Lines containing the word "cabeza" should be extracted in full.
▽
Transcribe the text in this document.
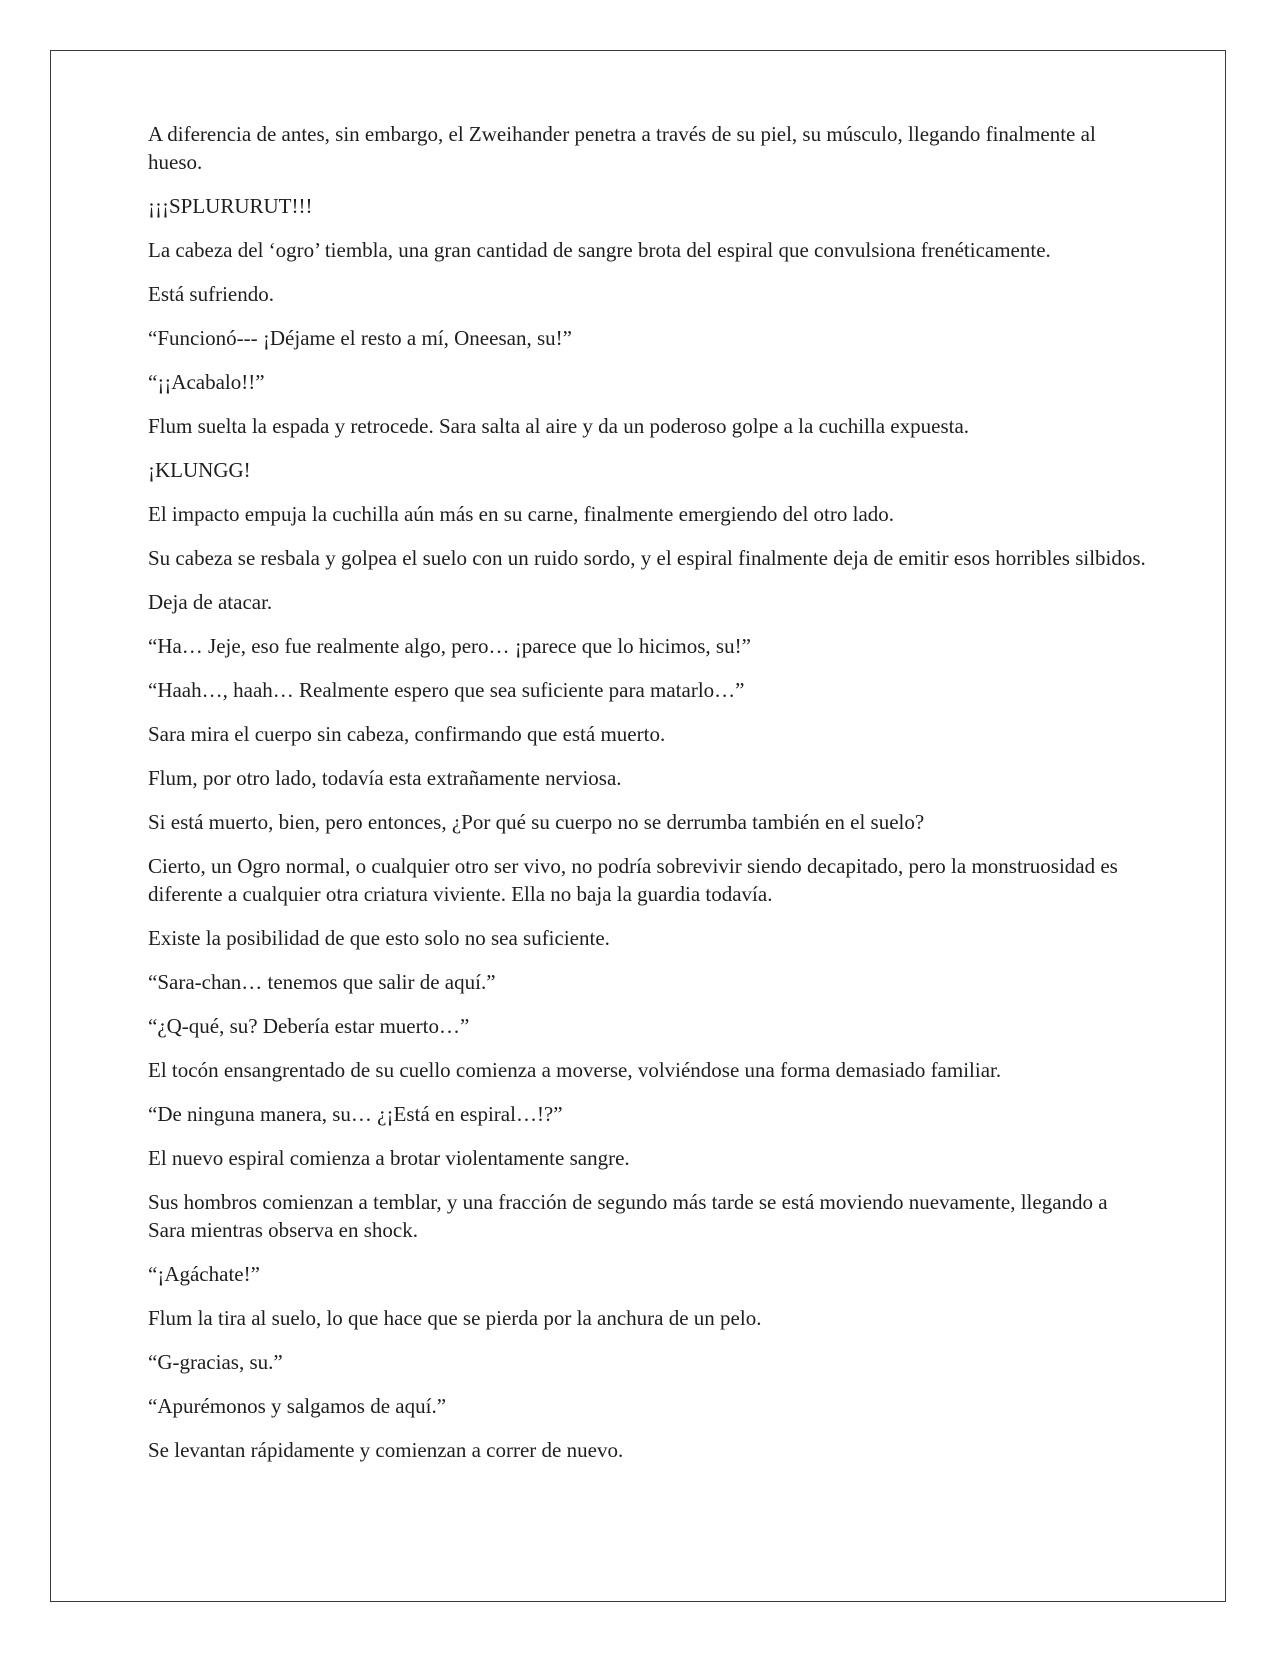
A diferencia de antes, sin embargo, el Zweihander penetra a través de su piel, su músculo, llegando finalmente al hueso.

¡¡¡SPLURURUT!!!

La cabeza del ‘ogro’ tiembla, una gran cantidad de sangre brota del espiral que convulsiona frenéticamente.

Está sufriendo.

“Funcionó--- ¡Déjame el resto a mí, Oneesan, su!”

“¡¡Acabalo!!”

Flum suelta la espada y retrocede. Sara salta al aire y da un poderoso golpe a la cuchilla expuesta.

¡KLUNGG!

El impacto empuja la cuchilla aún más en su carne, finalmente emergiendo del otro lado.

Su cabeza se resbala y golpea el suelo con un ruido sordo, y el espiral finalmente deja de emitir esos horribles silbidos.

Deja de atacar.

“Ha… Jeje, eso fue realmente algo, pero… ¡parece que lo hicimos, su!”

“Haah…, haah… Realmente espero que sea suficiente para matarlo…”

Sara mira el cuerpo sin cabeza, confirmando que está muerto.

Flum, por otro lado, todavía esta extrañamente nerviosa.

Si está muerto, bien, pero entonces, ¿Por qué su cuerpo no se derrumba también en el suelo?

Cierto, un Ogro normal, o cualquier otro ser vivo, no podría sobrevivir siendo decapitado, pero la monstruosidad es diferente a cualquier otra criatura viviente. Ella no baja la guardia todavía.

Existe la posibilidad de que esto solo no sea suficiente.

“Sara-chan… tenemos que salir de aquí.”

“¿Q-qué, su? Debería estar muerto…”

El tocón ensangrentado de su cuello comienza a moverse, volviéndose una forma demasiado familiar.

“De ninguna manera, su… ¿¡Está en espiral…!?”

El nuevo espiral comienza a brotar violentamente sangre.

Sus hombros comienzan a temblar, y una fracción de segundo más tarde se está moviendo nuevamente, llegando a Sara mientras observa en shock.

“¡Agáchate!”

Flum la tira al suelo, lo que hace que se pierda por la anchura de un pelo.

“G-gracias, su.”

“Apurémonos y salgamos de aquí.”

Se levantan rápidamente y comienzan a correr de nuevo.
△
▽
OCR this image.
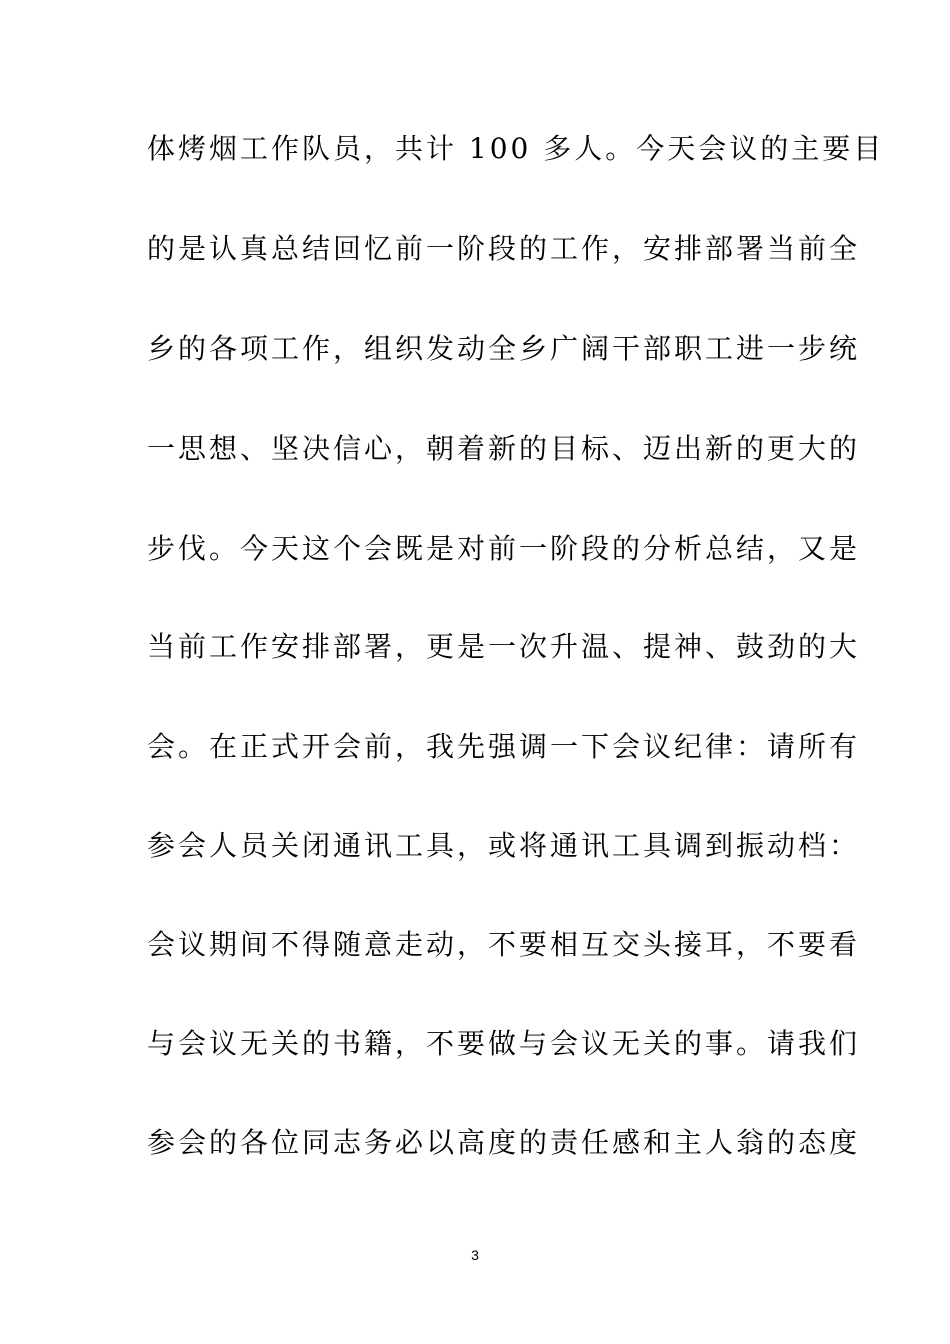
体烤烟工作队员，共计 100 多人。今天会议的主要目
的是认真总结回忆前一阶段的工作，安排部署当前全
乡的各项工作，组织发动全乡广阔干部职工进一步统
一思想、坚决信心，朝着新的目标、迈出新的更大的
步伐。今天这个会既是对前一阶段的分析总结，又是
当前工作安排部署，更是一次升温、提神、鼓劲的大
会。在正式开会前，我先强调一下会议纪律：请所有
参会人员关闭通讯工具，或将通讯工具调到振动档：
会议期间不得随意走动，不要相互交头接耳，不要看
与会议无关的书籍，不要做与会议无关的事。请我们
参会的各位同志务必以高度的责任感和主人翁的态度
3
△
▽
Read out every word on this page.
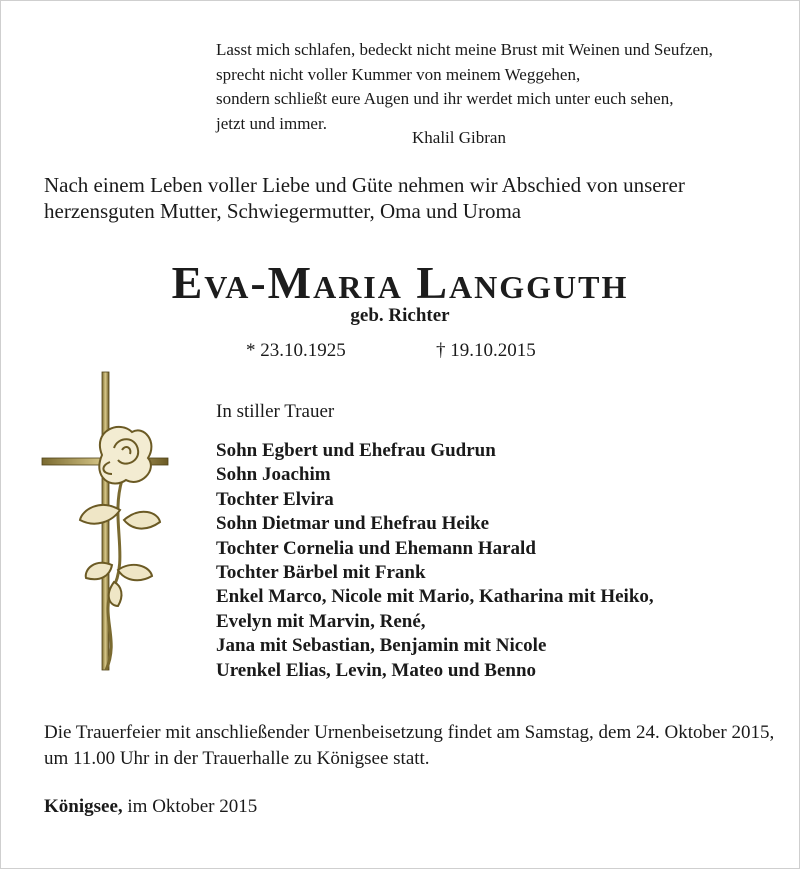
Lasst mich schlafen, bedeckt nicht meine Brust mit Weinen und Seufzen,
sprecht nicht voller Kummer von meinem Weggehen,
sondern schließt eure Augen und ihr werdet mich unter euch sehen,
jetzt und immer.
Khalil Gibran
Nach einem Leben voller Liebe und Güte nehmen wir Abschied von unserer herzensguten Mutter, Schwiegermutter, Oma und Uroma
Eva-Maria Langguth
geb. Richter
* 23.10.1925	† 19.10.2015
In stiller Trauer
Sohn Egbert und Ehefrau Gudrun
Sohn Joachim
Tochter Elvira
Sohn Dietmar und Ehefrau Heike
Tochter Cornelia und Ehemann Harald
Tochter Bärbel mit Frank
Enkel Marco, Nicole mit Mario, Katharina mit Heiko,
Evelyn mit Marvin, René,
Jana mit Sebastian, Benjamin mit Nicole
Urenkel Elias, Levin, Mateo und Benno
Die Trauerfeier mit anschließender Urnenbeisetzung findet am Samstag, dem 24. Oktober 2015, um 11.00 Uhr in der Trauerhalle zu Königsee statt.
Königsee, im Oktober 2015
△
**Output for this exercise:**
La cabeza del ‘ogro’ tiembla, una gran cantidad de sangre brota del espiral que convulsiona frenéticamente.
Su cabeza se resbala y golpea el suelo con un ruido sordo, y el espiral finalmente deja de emitir esos horribles silbidos.
Sara mira el cuerpo sin cabeza, confirmando que está muerto.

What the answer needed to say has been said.